REQUEST: Produce the listing below again, exactly as shown.

RECORDS TO USE:
--- start ---
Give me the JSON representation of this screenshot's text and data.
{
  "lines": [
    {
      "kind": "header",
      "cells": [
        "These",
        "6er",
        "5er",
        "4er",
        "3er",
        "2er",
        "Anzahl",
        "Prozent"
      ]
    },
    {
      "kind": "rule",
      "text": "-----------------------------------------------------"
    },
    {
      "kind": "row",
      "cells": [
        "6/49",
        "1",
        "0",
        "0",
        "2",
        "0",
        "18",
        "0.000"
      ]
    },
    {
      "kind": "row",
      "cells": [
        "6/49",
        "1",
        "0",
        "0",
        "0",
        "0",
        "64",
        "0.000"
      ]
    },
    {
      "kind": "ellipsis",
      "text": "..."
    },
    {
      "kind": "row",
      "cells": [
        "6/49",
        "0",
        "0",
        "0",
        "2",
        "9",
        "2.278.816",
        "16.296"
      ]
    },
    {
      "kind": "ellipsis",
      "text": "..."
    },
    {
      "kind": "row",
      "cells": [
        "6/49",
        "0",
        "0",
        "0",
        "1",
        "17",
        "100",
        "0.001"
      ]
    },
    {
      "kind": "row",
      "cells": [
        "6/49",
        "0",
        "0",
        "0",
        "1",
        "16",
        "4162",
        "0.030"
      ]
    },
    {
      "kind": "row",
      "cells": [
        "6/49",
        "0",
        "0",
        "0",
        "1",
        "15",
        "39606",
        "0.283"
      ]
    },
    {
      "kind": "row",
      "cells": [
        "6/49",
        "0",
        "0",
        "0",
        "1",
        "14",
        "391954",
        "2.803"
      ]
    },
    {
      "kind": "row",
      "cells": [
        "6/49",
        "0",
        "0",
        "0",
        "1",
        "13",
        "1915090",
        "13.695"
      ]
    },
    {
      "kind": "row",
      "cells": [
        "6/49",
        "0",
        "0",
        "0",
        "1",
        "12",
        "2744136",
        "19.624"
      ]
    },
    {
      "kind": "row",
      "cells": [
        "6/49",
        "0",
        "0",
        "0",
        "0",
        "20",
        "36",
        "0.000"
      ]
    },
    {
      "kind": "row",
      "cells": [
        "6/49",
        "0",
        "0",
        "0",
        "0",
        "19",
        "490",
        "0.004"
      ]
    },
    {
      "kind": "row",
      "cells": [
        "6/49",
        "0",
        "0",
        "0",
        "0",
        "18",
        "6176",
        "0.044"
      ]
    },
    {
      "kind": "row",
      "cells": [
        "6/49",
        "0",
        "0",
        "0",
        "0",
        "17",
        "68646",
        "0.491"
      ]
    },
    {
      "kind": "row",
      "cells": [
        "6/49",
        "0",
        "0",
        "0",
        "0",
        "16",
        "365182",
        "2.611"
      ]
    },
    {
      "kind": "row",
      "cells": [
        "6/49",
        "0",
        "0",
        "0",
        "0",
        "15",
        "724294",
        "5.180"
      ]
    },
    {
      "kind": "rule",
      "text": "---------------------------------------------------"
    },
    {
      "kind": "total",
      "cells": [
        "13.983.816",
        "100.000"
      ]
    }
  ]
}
--- end ---
FINAL ANSWER:
Give me the JSON representation of this screenshot's text and data.
{
  "lines": [
    {
      "kind": "header",
      "cells": [
        "These",
        "6er",
        "5er",
        "4er",
        "3er",
        "2er",
        "Anzahl",
        "Prozent"
      ]
    },
    {
      "kind": "rule",
      "text": "-----------------------------------------------------"
    },
    {
      "kind": "row",
      "cells": [
        "6/49",
        "1",
        "0",
        "0",
        "2",
        "0",
        "18",
        "0.000"
      ]
    },
    {
      "kind": "row",
      "cells": [
        "6/49",
        "1",
        "0",
        "0",
        "0",
        "0",
        "64",
        "0.000"
      ]
    },
    {
      "kind": "ellipsis",
      "text": "..."
    },
    {
      "kind": "row",
      "cells": [
        "6/49",
        "0",
        "0",
        "0",
        "2",
        "9",
        "2.278.816",
        "16.296"
      ]
    },
    {
      "kind": "ellipsis",
      "text": "..."
    },
    {
      "kind": "row",
      "cells": [
        "6/49",
        "0",
        "0",
        "0",
        "1",
        "17",
        "100",
        "0.001"
      ]
    },
    {
      "kind": "row",
      "cells": [
        "6/49",
        "0",
        "0",
        "0",
        "1",
        "16",
        "4162",
        "0.030"
      ]
    },
    {
      "kind": "row",
      "cells": [
        "6/49",
        "0",
        "0",
        "0",
        "1",
        "15",
        "39606",
        "0.283"
      ]
    },
    {
      "kind": "row",
      "cells": [
        "6/49",
        "0",
        "0",
        "0",
        "1",
        "14",
        "391954",
        "2.803"
      ]
    },
    {
      "kind": "row",
      "cells": [
        "6/49",
        "0",
        "0",
        "0",
        "1",
        "13",
        "1915090",
        "13.695"
      ]
    },
    {
      "kind": "row",
      "cells": [
        "6/49",
        "0",
        "0",
        "0",
        "1",
        "12",
        "2744136",
        "19.624"
      ]
    },
    {
      "kind": "row",
      "cells": [
        "6/49",
        "0",
        "0",
        "0",
        "0",
        "20",
        "36",
        "0.000"
      ]
    },
    {
      "kind": "row",
      "cells": [
        "6/49",
        "0",
        "0",
        "0",
        "0",
        "19",
        "490",
        "0.004"
      ]
    },
    {
      "kind": "row",
      "cells": [
        "6/49",
        "0",
        "0",
        "0",
        "0",
        "18",
        "6176",
        "0.044"
      ]
    },
    {
      "kind": "row",
      "cells": [
        "6/49",
        "0",
        "0",
        "0",
        "0",
        "17",
        "68646",
        "0.491"
      ]
    },
    {
      "kind": "row",
      "cells": [
        "6/49",
        "0",
        "0",
        "0",
        "0",
        "16",
        "365182",
        "2.611"
      ]
    },
    {
      "kind": "row",
      "cells": [
        "6/49",
        "0",
        "0",
        "0",
        "0",
        "15",
        "724294",
        "5.180"
      ]
    },
    {
      "kind": "rule",
      "text": "---------------------------------------------------"
    },
    {
      "kind": "total",
      "cells": [
        "13.983.816",
        "100.000"
      ]
    }
  ]
}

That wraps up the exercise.